** START OF RECORDS PROVIDED **

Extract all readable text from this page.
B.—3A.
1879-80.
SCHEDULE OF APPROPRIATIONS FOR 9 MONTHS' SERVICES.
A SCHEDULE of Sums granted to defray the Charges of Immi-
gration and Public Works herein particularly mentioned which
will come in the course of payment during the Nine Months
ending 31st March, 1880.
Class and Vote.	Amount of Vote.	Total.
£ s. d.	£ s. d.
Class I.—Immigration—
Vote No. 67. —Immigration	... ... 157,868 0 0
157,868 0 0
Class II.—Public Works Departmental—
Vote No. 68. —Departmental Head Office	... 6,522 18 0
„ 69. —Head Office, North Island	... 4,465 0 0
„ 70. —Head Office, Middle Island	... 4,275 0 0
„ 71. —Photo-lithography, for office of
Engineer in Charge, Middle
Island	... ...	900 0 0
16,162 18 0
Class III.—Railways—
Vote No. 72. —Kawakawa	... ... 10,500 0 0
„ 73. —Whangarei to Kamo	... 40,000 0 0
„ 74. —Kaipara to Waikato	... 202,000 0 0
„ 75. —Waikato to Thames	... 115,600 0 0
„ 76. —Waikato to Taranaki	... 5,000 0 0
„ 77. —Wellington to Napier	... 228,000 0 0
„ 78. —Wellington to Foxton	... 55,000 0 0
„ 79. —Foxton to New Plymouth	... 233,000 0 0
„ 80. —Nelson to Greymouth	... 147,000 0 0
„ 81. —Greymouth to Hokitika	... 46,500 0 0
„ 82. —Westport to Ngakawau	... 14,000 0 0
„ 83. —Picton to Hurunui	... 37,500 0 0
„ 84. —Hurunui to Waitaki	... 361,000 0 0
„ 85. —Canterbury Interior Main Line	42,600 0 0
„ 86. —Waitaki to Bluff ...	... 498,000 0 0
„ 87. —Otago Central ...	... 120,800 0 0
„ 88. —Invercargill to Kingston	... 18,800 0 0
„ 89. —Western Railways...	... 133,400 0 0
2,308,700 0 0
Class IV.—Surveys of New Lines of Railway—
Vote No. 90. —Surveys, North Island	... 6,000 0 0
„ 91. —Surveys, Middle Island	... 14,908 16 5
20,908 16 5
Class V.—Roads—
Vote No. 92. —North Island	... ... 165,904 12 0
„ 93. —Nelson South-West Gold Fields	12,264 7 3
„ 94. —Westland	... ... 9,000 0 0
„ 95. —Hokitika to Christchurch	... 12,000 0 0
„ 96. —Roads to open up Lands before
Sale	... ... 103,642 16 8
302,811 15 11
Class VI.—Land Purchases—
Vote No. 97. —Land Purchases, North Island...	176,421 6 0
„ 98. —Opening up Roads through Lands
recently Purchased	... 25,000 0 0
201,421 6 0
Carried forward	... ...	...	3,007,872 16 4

** END OF RECORDS PROVIDED **

AIM OF THE TASK:
Take the entries above and copy them out exactly.

COMPLETE OUTPUT:
Extract all readable text from this page.
B.—3A.
1879-80.
SCHEDULE OF APPROPRIATIONS FOR 9 MONTHS' SERVICES.
A SCHEDULE of Sums granted to defray the Charges of Immi-
gration and Public Works herein particularly mentioned which
will come in the course of payment during the Nine Months
ending 31st March, 1880.
Class and Vote.	Amount of Vote.	Total.
£ s. d.	£ s. d.
Class I.—Immigration—
Vote No. 67. —Immigration	... ... 157,868 0 0
157,868 0 0
Class II.—Public Works Departmental—
Vote No. 68. —Departmental Head Office	... 6,522 18 0
„ 69. —Head Office, North Island	... 4,465 0 0
„ 70. —Head Office, Middle Island	... 4,275 0 0
„ 71. —Photo-lithography, for office of
Engineer in Charge, Middle
Island	... ...	900 0 0
16,162 18 0
Class III.—Railways—
Vote No. 72. —Kawakawa	... ... 10,500 0 0
„ 73. —Whangarei to Kamo	... 40,000 0 0
„ 74. —Kaipara to Waikato	... 202,000 0 0
„ 75. —Waikato to Thames	... 115,600 0 0
„ 76. —Waikato to Taranaki	... 5,000 0 0
„ 77. —Wellington to Napier	... 228,000 0 0
„ 78. —Wellington to Foxton	... 55,000 0 0
„ 79. —Foxton to New Plymouth	... 233,000 0 0
„ 80. —Nelson to Greymouth	... 147,000 0 0
„ 81. —Greymouth to Hokitika	... 46,500 0 0
„ 82. —Westport to Ngakawau	... 14,000 0 0
„ 83. —Picton to Hurunui	... 37,500 0 0
„ 84. —Hurunui to Waitaki	... 361,000 0 0
„ 85. —Canterbury Interior Main Line	42,600 0 0
„ 86. —Waitaki to Bluff ...	... 498,000 0 0
„ 87. —Otago Central ...	... 120,800 0 0
„ 88. —Invercargill to Kingston	... 18,800 0 0
„ 89. —Western Railways...	... 133,400 0 0
2,308,700 0 0
Class IV.—Surveys of New Lines of Railway—
Vote No. 90. —Surveys, North Island	... 6,000 0 0
„ 91. —Surveys, Middle Island	... 14,908 16 5
20,908 16 5
Class V.—Roads—
Vote No. 92. —North Island	... ... 165,904 12 0
„ 93. —Nelson South-West Gold Fields	12,264 7 3
„ 94. —Westland	... ... 9,000 0 0
„ 95. —Hokitika to Christchurch	... 12,000 0 0
„ 96. —Roads to open up Lands before
Sale	... ... 103,642 16 8
302,811 15 11
Class VI.—Land Purchases—
Vote No. 97. —Land Purchases, North Island...	176,421 6 0
„ 98. —Opening up Roads through Lands
recently Purchased	... 25,000 0 0
201,421 6 0
Carried forward	... ...	...	3,007,872 16 4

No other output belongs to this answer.